Search the records below for the word "this" and show every line where it occurs.

>> Begin RECORDS FOR THE TASK

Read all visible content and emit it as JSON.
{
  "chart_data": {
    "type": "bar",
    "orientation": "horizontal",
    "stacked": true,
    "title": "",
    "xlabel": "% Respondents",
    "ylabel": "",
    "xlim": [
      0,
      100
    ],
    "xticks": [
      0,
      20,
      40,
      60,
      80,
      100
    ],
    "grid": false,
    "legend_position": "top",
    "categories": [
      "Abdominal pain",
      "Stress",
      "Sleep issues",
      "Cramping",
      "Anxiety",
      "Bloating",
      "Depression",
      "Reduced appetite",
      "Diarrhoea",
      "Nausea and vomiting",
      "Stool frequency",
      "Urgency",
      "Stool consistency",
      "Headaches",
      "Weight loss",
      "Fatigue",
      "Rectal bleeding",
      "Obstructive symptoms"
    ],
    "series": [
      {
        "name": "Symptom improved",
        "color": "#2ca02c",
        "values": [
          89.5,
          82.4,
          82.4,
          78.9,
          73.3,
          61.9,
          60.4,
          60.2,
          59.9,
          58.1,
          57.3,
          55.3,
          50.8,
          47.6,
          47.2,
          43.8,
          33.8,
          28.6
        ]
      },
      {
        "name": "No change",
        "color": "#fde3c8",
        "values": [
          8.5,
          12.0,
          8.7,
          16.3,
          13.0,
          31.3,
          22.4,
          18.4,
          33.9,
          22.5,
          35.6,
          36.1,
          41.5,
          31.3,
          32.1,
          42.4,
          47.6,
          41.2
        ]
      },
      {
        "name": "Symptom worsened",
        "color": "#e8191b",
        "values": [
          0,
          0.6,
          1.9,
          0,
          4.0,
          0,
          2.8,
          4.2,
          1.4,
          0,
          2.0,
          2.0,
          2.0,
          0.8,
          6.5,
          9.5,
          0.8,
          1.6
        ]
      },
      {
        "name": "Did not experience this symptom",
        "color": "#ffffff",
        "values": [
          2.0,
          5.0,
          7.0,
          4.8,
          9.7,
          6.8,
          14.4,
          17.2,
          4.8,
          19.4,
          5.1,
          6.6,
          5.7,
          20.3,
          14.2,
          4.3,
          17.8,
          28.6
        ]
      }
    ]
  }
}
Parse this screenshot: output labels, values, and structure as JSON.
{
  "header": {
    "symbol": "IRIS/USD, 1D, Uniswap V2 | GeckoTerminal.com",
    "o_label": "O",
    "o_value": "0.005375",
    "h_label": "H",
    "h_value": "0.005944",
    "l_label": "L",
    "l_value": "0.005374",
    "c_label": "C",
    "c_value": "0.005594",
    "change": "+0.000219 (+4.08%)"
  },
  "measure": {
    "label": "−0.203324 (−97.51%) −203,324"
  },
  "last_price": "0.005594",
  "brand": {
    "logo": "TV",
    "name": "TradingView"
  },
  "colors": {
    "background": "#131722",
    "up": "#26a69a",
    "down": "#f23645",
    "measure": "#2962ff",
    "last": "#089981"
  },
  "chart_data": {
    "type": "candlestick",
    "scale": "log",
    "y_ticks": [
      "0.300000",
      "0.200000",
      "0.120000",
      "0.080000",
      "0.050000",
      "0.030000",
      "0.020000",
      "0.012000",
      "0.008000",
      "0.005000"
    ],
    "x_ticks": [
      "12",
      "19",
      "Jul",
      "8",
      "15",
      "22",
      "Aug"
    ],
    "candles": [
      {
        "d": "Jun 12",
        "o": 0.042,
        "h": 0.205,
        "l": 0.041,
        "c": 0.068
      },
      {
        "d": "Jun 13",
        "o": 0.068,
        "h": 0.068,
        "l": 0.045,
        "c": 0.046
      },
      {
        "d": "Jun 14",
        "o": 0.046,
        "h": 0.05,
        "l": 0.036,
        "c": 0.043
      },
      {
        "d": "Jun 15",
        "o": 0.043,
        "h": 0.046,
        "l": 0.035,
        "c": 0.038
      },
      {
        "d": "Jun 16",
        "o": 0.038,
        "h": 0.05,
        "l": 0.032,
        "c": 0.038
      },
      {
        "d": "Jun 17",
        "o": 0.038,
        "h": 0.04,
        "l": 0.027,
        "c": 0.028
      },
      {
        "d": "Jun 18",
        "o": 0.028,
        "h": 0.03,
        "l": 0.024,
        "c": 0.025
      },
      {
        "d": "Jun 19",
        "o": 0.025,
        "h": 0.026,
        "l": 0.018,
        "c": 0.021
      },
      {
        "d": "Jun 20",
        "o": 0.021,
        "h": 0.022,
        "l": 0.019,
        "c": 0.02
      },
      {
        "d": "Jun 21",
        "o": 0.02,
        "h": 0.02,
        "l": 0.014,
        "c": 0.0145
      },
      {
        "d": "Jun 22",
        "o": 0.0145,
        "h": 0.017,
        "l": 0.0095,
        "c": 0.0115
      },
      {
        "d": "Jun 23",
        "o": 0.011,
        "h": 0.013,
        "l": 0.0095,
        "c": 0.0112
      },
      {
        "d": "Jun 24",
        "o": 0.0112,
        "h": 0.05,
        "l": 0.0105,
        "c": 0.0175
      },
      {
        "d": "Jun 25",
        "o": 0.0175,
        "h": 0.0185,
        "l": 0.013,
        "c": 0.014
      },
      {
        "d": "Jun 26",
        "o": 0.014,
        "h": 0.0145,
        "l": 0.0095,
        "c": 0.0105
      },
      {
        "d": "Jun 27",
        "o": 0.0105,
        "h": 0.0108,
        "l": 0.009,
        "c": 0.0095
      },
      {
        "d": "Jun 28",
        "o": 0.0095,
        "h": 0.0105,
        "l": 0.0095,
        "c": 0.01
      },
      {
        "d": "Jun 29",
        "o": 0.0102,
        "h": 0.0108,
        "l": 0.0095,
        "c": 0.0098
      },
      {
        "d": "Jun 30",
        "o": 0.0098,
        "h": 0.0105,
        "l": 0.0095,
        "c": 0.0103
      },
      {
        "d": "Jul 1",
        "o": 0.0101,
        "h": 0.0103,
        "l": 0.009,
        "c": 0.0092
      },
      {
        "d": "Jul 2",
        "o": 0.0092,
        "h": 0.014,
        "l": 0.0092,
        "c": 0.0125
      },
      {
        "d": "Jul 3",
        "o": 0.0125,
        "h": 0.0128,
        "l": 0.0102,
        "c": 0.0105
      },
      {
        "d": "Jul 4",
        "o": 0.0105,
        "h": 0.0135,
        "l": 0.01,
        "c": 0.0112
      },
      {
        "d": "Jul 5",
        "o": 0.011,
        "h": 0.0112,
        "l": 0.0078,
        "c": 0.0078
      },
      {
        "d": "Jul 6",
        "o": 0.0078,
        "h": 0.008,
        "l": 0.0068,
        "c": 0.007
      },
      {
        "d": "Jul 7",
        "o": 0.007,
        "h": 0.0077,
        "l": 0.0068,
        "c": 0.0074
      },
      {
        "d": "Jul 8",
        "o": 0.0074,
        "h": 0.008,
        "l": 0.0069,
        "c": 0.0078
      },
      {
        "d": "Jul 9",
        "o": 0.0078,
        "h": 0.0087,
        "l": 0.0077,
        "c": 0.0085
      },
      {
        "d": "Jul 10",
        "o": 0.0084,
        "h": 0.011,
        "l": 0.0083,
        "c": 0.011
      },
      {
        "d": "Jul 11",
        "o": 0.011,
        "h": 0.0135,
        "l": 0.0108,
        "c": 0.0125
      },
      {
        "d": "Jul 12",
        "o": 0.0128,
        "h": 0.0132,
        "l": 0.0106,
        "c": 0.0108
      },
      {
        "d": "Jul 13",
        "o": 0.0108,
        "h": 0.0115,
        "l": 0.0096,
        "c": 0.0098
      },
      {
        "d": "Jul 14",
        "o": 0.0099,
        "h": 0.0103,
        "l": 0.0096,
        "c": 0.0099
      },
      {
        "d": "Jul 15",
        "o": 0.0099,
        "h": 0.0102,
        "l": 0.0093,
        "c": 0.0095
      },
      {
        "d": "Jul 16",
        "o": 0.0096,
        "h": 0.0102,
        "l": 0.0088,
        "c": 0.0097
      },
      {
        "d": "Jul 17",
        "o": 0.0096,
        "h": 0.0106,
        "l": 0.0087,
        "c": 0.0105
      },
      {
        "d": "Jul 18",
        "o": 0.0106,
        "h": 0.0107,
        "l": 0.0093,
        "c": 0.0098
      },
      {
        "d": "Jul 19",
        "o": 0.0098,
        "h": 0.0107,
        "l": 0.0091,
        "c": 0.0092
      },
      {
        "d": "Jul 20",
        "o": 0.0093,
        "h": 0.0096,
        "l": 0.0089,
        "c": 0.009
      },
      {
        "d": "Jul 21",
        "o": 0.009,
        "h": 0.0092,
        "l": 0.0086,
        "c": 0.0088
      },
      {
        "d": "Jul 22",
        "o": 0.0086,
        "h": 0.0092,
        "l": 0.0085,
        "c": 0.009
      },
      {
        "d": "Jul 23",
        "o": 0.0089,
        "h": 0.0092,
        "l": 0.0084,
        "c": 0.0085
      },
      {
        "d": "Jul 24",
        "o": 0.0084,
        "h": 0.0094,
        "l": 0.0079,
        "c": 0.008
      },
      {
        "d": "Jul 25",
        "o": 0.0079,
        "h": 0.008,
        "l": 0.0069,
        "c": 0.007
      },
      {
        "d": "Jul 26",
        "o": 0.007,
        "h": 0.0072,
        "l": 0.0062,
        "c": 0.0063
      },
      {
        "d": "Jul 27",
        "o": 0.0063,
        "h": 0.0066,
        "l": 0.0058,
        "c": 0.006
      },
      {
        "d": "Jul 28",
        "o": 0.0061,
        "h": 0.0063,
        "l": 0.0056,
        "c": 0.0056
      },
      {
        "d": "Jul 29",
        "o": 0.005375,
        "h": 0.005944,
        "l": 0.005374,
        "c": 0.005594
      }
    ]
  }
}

>> End RECORDS FOR THE TASK

| REPLY |
        "name": "Did not experience this symptom",
Parse this screenshot: output labels, values, and structure as JSON.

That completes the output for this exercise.